== WHAT THIS TASK INVOLVES ==
Repeat, line for line, the entries printed below.

◆ ◆ ◆ ◆ ◆

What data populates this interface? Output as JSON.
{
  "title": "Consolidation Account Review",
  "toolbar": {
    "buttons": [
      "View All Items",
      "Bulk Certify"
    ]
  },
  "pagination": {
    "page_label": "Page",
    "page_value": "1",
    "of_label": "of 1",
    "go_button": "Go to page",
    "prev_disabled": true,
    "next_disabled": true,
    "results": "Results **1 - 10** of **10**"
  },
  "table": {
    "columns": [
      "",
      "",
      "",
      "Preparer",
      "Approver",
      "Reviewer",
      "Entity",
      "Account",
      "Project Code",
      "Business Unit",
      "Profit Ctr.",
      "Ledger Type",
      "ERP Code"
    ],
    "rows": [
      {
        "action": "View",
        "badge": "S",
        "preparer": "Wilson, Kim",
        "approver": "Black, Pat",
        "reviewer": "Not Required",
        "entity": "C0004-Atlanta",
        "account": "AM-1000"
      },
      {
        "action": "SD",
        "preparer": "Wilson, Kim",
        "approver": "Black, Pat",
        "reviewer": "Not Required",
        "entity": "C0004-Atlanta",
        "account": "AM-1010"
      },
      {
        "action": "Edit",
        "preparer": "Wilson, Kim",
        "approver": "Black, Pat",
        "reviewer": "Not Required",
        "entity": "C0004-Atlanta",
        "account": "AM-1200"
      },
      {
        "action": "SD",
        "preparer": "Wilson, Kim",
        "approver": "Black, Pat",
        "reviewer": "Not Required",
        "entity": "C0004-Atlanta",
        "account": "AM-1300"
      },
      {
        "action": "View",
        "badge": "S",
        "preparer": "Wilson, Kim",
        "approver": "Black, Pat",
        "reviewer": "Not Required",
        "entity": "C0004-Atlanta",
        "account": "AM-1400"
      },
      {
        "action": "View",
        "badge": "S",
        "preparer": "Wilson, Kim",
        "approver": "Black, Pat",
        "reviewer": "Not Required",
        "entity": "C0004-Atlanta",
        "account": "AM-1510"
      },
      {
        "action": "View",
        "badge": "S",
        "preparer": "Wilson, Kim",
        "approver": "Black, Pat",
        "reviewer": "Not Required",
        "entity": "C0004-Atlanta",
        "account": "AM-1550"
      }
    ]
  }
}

◆ ◆ ◆ ◆ ◆

== THE RESULT ==
What data populates this interface? Output as JSON.
{
  "title": "Consolidation Account Review",
  "toolbar": {
    "buttons": [
      "View All Items",
      "Bulk Certify"
    ]
  },
  "pagination": {
    "page_label": "Page",
    "page_value": "1",
    "of_label": "of 1",
    "go_button": "Go to page",
    "prev_disabled": true,
    "next_disabled": true,
    "results": "Results **1 - 10** of **10**"
  },
  "table": {
    "columns": [
      "",
      "",
      "",
      "Preparer",
      "Approver",
      "Reviewer",
      "Entity",
      "Account",
      "Project Code",
      "Business Unit",
      "Profit Ctr.",
      "Ledger Type",
      "ERP Code"
    ],
    "rows": [
      {
        "action": "View",
        "badge": "S",
        "preparer": "Wilson, Kim",
        "approver": "Black, Pat",
        "reviewer": "Not Required",
        "entity": "C0004-Atlanta",
        "account": "AM-1000"
      },
      {
        "action": "SD",
        "preparer": "Wilson, Kim",
        "approver": "Black, Pat",
        "reviewer": "Not Required",
        "entity": "C0004-Atlanta",
        "account": "AM-1010"
      },
      {
        "action": "Edit",
        "preparer": "Wilson, Kim",
        "approver": "Black, Pat",
        "reviewer": "Not Required",
        "entity": "C0004-Atlanta",
        "account": "AM-1200"
      },
      {
        "action": "SD",
        "preparer": "Wilson, Kim",
        "approver": "Black, Pat",
        "reviewer": "Not Required",
        "entity": "C0004-Atlanta",
        "account": "AM-1300"
      },
      {
        "action": "View",
        "badge": "S",
        "preparer": "Wilson, Kim",
        "approver": "Black, Pat",
        "reviewer": "Not Required",
        "entity": "C0004-Atlanta",
        "account": "AM-1400"
      },
      {
        "action": "View",
        "badge": "S",
        "preparer": "Wilson, Kim",
        "approver": "Black, Pat",
        "reviewer": "Not Required",
        "entity": "C0004-Atlanta",
        "account": "AM-1510"
      },
      {
        "action": "View",
        "badge": "S",
        "preparer": "Wilson, Kim",
        "approver": "Black, Pat",
        "reviewer": "Not Required",
        "entity": "C0004-Atlanta",
        "account": "AM-1550"
      }
    ]
  }
}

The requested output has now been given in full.